## Start Information supplied

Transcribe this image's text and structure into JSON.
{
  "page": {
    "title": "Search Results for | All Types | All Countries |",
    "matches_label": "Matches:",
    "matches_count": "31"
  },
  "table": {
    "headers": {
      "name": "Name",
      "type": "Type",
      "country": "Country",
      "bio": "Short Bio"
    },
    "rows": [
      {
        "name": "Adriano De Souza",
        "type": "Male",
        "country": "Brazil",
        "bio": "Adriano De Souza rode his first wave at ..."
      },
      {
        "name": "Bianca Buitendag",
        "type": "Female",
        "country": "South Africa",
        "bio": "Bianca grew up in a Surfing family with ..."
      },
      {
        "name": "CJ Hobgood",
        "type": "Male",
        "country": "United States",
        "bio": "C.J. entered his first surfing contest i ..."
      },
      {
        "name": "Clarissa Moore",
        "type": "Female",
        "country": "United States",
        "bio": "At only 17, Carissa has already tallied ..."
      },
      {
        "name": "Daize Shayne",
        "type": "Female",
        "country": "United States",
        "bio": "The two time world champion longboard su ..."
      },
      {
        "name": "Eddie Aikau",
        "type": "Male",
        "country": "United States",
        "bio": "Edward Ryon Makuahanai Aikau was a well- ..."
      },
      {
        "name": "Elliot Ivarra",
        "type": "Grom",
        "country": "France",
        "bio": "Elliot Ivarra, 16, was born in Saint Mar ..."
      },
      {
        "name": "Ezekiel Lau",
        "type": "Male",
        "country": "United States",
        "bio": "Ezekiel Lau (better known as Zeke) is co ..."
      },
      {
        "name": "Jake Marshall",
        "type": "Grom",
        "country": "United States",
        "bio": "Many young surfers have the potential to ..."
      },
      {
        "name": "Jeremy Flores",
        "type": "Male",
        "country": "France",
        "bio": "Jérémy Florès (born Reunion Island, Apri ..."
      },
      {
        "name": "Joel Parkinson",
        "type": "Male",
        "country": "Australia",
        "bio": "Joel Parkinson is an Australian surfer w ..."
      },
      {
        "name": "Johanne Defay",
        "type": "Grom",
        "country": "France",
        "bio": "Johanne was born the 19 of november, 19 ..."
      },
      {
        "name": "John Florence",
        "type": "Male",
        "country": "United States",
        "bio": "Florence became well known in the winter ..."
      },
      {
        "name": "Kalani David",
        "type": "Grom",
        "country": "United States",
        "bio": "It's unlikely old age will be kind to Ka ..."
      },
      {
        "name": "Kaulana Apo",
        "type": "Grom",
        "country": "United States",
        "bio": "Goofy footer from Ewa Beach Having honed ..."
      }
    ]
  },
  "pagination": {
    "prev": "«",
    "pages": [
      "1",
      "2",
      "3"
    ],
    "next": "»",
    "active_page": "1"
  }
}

## End Information supplied

▶ To be done:
All of the records must be repeated exactly.

▶ Response to this exercise:
Transcribe this image's text and structure into JSON.
{
  "page": {
    "title": "Search Results for | All Types | All Countries |",
    "matches_label": "Matches:",
    "matches_count": "31"
  },
  "table": {
    "headers": {
      "name": "Name",
      "type": "Type",
      "country": "Country",
      "bio": "Short Bio"
    },
    "rows": [
      {
        "name": "Adriano De Souza",
        "type": "Male",
        "country": "Brazil",
        "bio": "Adriano De Souza rode his first wave at ..."
      },
      {
        "name": "Bianca Buitendag",
        "type": "Female",
        "country": "South Africa",
        "bio": "Bianca grew up in a Surfing family with ..."
      },
      {
        "name": "CJ Hobgood",
        "type": "Male",
        "country": "United States",
        "bio": "C.J. entered his first surfing contest i ..."
      },
      {
        "name": "Clarissa Moore",
        "type": "Female",
        "country": "United States",
        "bio": "At only 17, Carissa has already tallied ..."
      },
      {
        "name": "Daize Shayne",
        "type": "Female",
        "country": "United States",
        "bio": "The two time world champion longboard su ..."
      },
      {
        "name": "Eddie Aikau",
        "type": "Male",
        "country": "United States",
        "bio": "Edward Ryon Makuahanai Aikau was a well- ..."
      },
      {
        "name": "Elliot Ivarra",
        "type": "Grom",
        "country": "France",
        "bio": "Elliot Ivarra, 16, was born in Saint Mar ..."
      },
      {
        "name": "Ezekiel Lau",
        "type": "Male",
        "country": "United States",
        "bio": "Ezekiel Lau (better known as Zeke) is co ..."
      },
      {
        "name": "Jake Marshall",
        "type": "Grom",
        "country": "United States",
        "bio": "Many young surfers have the potential to ..."
      },
      {
        "name": "Jeremy Flores",
        "type": "Male",
        "country": "France",
        "bio": "Jérémy Florès (born Reunion Island, Apri ..."
      },
      {
        "name": "Joel Parkinson",
        "type": "Male",
        "country": "Australia",
        "bio": "Joel Parkinson is an Australian surfer w ..."
      },
      {
        "name": "Johanne Defay",
        "type": "Grom",
        "country": "France",
        "bio": "Johanne was born the 19 of november, 19 ..."
      },
      {
        "name": "John Florence",
        "type": "Male",
        "country": "United States",
        "bio": "Florence became well known in the winter ..."
      },
      {
        "name": "Kalani David",
        "type": "Grom",
        "country": "United States",
        "bio": "It's unlikely old age will be kind to Ka ..."
      },
      {
        "name": "Kaulana Apo",
        "type": "Grom",
        "country": "United States",
        "bio": "Goofy footer from Ewa Beach Having honed ..."
      }
    ]
  },
  "pagination": {
    "prev": "«",
    "pages": [
      "1",
      "2",
      "3"
    ],
    "next": "»",
    "active_page": "1"
  }
}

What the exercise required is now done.